How to complete this task: Restate every record word for word, without the pictures.

[Opening Dataset excerpts section]

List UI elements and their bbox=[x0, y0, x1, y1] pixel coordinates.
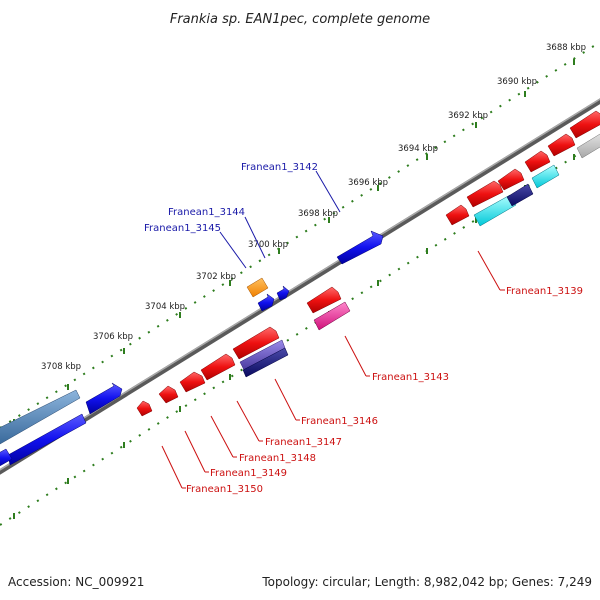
tick-label-3706: 3706 kbp bbox=[93, 332, 133, 342]
tick-label-3688: 3688 kbp bbox=[546, 43, 586, 53]
genome-backbone bbox=[0, 98, 600, 475]
leader-lines bbox=[161, 170, 505, 489]
tick-label-3696: 3696 kbp bbox=[348, 178, 388, 188]
gene-red-r6[interactable] bbox=[569, 110, 600, 139]
gene-blue-4[interactable] bbox=[0, 448, 13, 467]
map-title: Frankia sp. EAN1pec, complete genome bbox=[170, 12, 430, 27]
gene-steel[interactable] bbox=[0, 389, 81, 445]
gene-label-franean1-3148[interactable]: Franean1_3148 bbox=[239, 453, 316, 464]
gene-label-franean1-3149[interactable]: Franean1_3149 bbox=[210, 468, 287, 479]
tick-label-3694: 3694 kbp bbox=[398, 144, 438, 154]
gene-franean1-3147[interactable] bbox=[200, 353, 236, 381]
gene-cyan-2[interactable] bbox=[531, 164, 560, 189]
genome-summary-text: Topology: circular; Length: 8,982,042 bp… bbox=[261, 575, 592, 589]
gene-blue-2[interactable] bbox=[257, 293, 275, 312]
tick-label-3692: 3692 kbp bbox=[448, 111, 488, 121]
tick-label-3702: 3702 kbp bbox=[196, 272, 236, 282]
gene-label-franean1-3150[interactable]: Franean1_3150 bbox=[186, 484, 263, 495]
gene-red-r3[interactable] bbox=[497, 168, 525, 191]
tick-label-3708: 3708 kbp bbox=[41, 362, 81, 372]
gene-label-franean1-3143[interactable]: Franean1_3143 bbox=[372, 372, 449, 383]
gene-red-r5[interactable] bbox=[547, 133, 576, 157]
gene-red-3143a[interactable] bbox=[306, 286, 342, 314]
gene-label-franean1-3147[interactable]: Franean1_3147 bbox=[265, 437, 342, 448]
gene-blue-1[interactable] bbox=[85, 382, 123, 415]
gene-grey[interactable] bbox=[576, 131, 600, 159]
plus-strand-features bbox=[0, 230, 384, 445]
gene-red-r2[interactable] bbox=[466, 180, 504, 208]
minus-strand-features bbox=[0, 110, 600, 467]
gene-franean1-3149[interactable] bbox=[158, 385, 179, 404]
tick-label-3704: 3704 kbp bbox=[145, 302, 185, 312]
gene-franean1-3148[interactable] bbox=[179, 371, 206, 393]
scale-ring-outer bbox=[0, 41, 600, 429]
tick-label-3700: 3700 kbp bbox=[248, 240, 288, 250]
accession-text: Accession: NC_009921 bbox=[8, 575, 144, 589]
tick-label-3690: 3690 kbp bbox=[497, 77, 537, 87]
gene-label-franean1-3145[interactable]: Franean1_3145 bbox=[144, 223, 221, 234]
gene-label-franean1-3144[interactable]: Franean1_3144 bbox=[168, 207, 245, 218]
gene-navy-2[interactable] bbox=[506, 183, 534, 207]
gene-franean1-3142[interactable] bbox=[336, 230, 384, 265]
tick-label-3698: 3698 kbp bbox=[298, 209, 338, 219]
gene-label-franean1-3142[interactable]: Franean1_3142 bbox=[241, 162, 318, 173]
gene-franean1-3144[interactable] bbox=[276, 285, 290, 301]
gene-label-franean1-3139[interactable]: Franean1_3139 bbox=[506, 286, 583, 297]
outer-tick-marks bbox=[13, 59, 575, 425]
gene-label-franean1-3146[interactable]: Franean1_3146 bbox=[301, 416, 378, 427]
gene-navy-1[interactable] bbox=[242, 347, 289, 378]
gene-franean1-3143[interactable] bbox=[313, 301, 351, 331]
gene-blue-3[interactable] bbox=[7, 413, 87, 466]
gene-red-r4[interactable] bbox=[524, 150, 551, 173]
gene-franean1-3146[interactable] bbox=[232, 326, 280, 360]
gene-franean1-3145[interactable] bbox=[246, 277, 269, 298]
gene-red-r1[interactable] bbox=[445, 204, 470, 226]
gene-franean1-3139[interactable] bbox=[473, 194, 517, 227]
gene-franean1-3150[interactable] bbox=[136, 400, 153, 417]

[Closing Dataset excerpts section]

Response:
List UI elements and their bbox=[x0, y0, x1, y1] pixel coordinates.
tick-label-3706: 3706 kbp bbox=[93, 332, 133, 342]
tick-label-3688: 3688 kbp bbox=[546, 43, 586, 53]
genome-backbone bbox=[0, 98, 600, 475]
leader-lines bbox=[161, 170, 505, 489]
tick-label-3696: 3696 kbp bbox=[348, 178, 388, 188]
gene-red-r6[interactable] bbox=[569, 110, 600, 139]
gene-blue-4[interactable] bbox=[0, 448, 13, 467]
map-title: Frankia sp. EAN1pec, complete genome bbox=[170, 12, 430, 27]
gene-steel[interactable] bbox=[0, 389, 81, 445]
gene-label-franean1-3148[interactable]: Franean1_3148 bbox=[239, 453, 316, 464]
gene-label-franean1-3149[interactable]: Franean1_3149 bbox=[210, 468, 287, 479]
tick-label-3694: 3694 kbp bbox=[398, 144, 438, 154]
gene-franean1-3147[interactable] bbox=[200, 353, 236, 381]
gene-cyan-2[interactable] bbox=[531, 164, 560, 189]
genome-summary-text: Topology: circular; Length: 8,982,042 bp… bbox=[261, 575, 592, 589]
gene-blue-2[interactable] bbox=[257, 293, 275, 312]
tick-label-3692: 3692 kbp bbox=[448, 111, 488, 121]
tick-label-3702: 3702 kbp bbox=[196, 272, 236, 282]
gene-label-franean1-3150[interactable]: Franean1_3150 bbox=[186, 484, 263, 495]
gene-red-r3[interactable] bbox=[497, 168, 525, 191]
tick-label-3708: 3708 kbp bbox=[41, 362, 81, 372]
gene-label-franean1-3143[interactable]: Franean1_3143 bbox=[372, 372, 449, 383]
gene-red-r5[interactable] bbox=[547, 133, 576, 157]
gene-red-3143a[interactable] bbox=[306, 286, 342, 314]
gene-label-franean1-3147[interactable]: Franean1_3147 bbox=[265, 437, 342, 448]
gene-blue-1[interactable] bbox=[85, 382, 123, 415]
gene-grey[interactable] bbox=[576, 131, 600, 159]
plus-strand-features bbox=[0, 230, 384, 445]
gene-red-r2[interactable] bbox=[466, 180, 504, 208]
minus-strand-features bbox=[0, 110, 600, 467]
gene-franean1-3149[interactable] bbox=[158, 385, 179, 404]
tick-label-3704: 3704 kbp bbox=[145, 302, 185, 312]
gene-franean1-3148[interactable] bbox=[179, 371, 206, 393]
scale-ring-outer bbox=[0, 41, 600, 429]
tick-label-3700: 3700 kbp bbox=[248, 240, 288, 250]
accession-text: Accession: NC_009921 bbox=[8, 575, 144, 589]
tick-label-3690: 3690 kbp bbox=[497, 77, 537, 87]
gene-label-franean1-3145[interactable]: Franean1_3145 bbox=[144, 223, 221, 234]
gene-label-franean1-3144[interactable]: Franean1_3144 bbox=[168, 207, 245, 218]
gene-navy-2[interactable] bbox=[506, 183, 534, 207]
gene-franean1-3142[interactable] bbox=[336, 230, 384, 265]
tick-label-3698: 3698 kbp bbox=[298, 209, 338, 219]
gene-label-franean1-3142[interactable]: Franean1_3142 bbox=[241, 162, 318, 173]
gene-franean1-3144[interactable] bbox=[276, 285, 290, 301]
gene-label-franean1-3139[interactable]: Franean1_3139 bbox=[506, 286, 583, 297]
outer-tick-marks bbox=[13, 59, 575, 425]
gene-label-franean1-3146[interactable]: Franean1_3146 bbox=[301, 416, 378, 427]
gene-navy-1[interactable] bbox=[242, 347, 289, 378]
gene-franean1-3143[interactable] bbox=[313, 301, 351, 331]
gene-blue-3[interactable] bbox=[7, 413, 87, 466]
gene-red-r4[interactable] bbox=[524, 150, 551, 173]
gene-franean1-3146[interactable] bbox=[232, 326, 280, 360]
gene-franean1-3145[interactable] bbox=[246, 277, 269, 298]
gene-red-r1[interactable] bbox=[445, 204, 470, 226]
gene-franean1-3139[interactable] bbox=[473, 194, 517, 227]
gene-franean1-3150[interactable] bbox=[136, 400, 153, 417]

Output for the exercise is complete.